■ Document excerpt:

====

Visit The Royal Palace Museum
Luang Prabang used to be Laos’ capital; and the Royal Palace was built in 1904 as the residence of King Sisavang Vong.
These days it functions as a museum where guests can learn all about Laos’ royal history, including some interesting legendary stories which are illustrated around the museum.
While at the palace don’t forget to checkout the temple on site as well.
Learn About Laos’ Dark History at the UXO Centre
This isn’t quite as captivating as the COPE centre in Vientiane, but it’s well worth visiting, especially if you aren’t going to Vientiane. You’ll learn all about the horrors of the ‘Secret War’ in Laos and how it still affects people today.
Approximately 2.5 million tonnes of munitions were dropped on Laos during the Vietnam War period – more than were dropped in Vietnam itself. A third of these never exploded when dropped, meaning that they were around to detonate later.
Many of these still explode to this day, and there are still casualties and deaths because of the unexploded ordinances. The UXO centre raises awareness about this tragedy and suggests ways in which we can support UXO victims in the country today.
Walk Around the City Centre
Because Laos was a French colony, many cities still have colonial buildings with a somewhat European feel. Luang Prabang is no exception, the city streets are lined by beautiful french colonial buildings which pay heed to an era long past.
Just walking around the city streets and the Mekong river is one of the best things to do in Luang Prabang. Taking in the sights and exploring it’s forgotten corners is a great way to pass an afternoon in the city.
Take a Traditional Cooking Class
While Lao food isn’t quite as famous as neighbouring Thai and Vietnamese cuisines, there are still some distinctive dishes here. A fun thing to do in Luang Prabang is to learn how to cook some of the local cuisine!
One popular dinner is larb, the unofficial national dish of Laos. It’s typically made with minced meat and spices (but vegetarian versions can be made with tofu and mushrooms) and sticky rice.
Sticky rice, spring rolls and curries are key components of the delectable cuisine of Laos, and it’s very possible, if not easy to learn how to make these dishes during a short cooking class in Luang Prabang! Instructors are able to cater for many dietary requirements, and classes are a cheap & fun way to learn about this important part of Lao culture.

====

■ Activities:
1. Answer these questions from the Luang Prabang guide:
(a) In what year was the Royal Palace built, and as whose residence?
(b) Roughly how many tonnes of munitions were dropped on Laos during the Vietnam War period?
(c) What is larb typically made with?
2. Write the next part of the Luang Prabang guide, following on from its final sentence.

====

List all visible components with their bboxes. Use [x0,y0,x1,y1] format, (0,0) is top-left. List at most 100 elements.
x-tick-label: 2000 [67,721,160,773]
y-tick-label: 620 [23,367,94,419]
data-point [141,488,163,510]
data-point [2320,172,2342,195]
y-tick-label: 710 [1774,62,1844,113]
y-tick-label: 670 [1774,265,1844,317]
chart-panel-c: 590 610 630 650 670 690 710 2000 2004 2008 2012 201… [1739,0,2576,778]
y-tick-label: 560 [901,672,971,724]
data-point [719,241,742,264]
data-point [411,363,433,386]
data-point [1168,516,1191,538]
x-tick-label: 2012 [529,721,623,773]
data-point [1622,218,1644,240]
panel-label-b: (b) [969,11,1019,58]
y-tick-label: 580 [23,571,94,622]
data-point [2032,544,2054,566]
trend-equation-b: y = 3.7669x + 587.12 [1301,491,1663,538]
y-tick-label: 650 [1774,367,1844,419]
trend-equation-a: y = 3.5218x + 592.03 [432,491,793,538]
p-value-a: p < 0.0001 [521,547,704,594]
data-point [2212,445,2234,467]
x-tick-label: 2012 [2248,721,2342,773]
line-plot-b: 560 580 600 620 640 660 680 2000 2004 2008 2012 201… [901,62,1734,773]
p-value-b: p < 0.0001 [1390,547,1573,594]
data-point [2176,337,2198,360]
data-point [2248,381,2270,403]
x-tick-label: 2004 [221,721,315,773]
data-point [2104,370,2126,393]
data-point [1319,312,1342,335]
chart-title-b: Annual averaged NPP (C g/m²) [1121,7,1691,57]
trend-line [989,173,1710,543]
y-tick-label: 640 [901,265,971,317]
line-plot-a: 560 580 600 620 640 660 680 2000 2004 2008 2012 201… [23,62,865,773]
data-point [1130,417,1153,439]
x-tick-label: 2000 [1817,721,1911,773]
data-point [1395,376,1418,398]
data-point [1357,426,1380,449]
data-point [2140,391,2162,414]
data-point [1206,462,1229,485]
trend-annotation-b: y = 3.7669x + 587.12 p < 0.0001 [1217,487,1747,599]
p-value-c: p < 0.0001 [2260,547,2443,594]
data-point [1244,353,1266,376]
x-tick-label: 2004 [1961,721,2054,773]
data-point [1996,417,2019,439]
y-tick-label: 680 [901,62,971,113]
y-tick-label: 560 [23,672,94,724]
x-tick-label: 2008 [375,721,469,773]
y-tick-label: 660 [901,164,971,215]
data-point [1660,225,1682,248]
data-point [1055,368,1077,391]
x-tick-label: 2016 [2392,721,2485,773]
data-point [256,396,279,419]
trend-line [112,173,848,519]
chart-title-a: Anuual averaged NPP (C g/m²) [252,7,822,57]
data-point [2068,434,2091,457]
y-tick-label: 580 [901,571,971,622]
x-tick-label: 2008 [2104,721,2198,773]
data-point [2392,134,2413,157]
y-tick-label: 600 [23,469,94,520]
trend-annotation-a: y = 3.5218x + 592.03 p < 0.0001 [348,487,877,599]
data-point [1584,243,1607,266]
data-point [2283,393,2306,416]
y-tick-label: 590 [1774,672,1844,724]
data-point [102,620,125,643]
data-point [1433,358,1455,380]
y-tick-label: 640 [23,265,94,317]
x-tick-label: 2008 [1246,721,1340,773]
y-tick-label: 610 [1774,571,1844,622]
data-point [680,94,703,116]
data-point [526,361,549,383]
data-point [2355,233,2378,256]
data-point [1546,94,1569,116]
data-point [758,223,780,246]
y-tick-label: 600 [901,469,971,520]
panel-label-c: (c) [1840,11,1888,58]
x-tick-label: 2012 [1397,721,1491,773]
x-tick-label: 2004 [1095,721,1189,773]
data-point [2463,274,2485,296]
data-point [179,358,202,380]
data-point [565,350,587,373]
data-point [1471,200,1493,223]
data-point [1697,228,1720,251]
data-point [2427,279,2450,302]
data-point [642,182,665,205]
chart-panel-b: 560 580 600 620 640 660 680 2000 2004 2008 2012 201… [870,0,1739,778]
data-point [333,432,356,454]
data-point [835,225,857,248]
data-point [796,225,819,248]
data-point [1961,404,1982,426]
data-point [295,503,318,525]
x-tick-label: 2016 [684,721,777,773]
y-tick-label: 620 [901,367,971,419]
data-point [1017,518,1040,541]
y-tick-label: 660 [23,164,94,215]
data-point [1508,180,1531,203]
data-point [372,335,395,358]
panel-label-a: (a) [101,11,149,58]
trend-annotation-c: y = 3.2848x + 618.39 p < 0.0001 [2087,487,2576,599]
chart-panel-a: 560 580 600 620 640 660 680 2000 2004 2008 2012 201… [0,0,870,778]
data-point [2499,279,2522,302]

====

■ Responses to the exercise:
1.
(a) It was built in 1904 as the residence of King Sisavang Vong.
(b) Approximately 2.5 million tonnes.
(c) It is typically made with minced meat, spices and sticky rice, though vegetarian versions can use tofu and mushrooms.

2.
Where To Stay in Luang Prabang
While there are plenty of options for hotels & guesthouses in Luang Prabang you won’t find many chains! It’s refreshing to see so many independent accommodations in what has become a backpacker paradise. Below are a couple of our top recommendations in the area.
Le Bel Air Resort
The Bel Air Resort Luang Prabang with it’s french colonial architecture, gorgeous grounds, awesome pool and great service is an excellent choice for accomodations in Luang Prabang. Slightly outside the city centre but well located on the Nam Khan River the Bel Air Resort feels like a refuge away from the hustle and bustle. With cheap fares or a short walk to get downtown or to the Mekong River you’re still plenty close to the action!
Victoria XiengThong Palace
Propped right next to the famous Wat Xiengthong Temple in central Luang Prabang, the luxurious Victoria XiengThong Palace enjoys epic views of the Mekong River. An on-site spa and an amazing pool compliment the grandeur of the grounds and former temple that you’ll be staying in. Located in one of travellers’ favorite areas of Luang Prabang, this hotel is only a short jaunt—especially with the hotels supplied bicycles— from all of the best attractions in the city!
The Take Away
As you may have guessed by now, there are many amazing things to do in Luang Prabang. From learning about the country’s strong cultural heritage, to visiting the surrounding spectacular nature, there’s plenty to do in a few days or longer here – so be sure to add this city to your travels throughout Southeast Asia!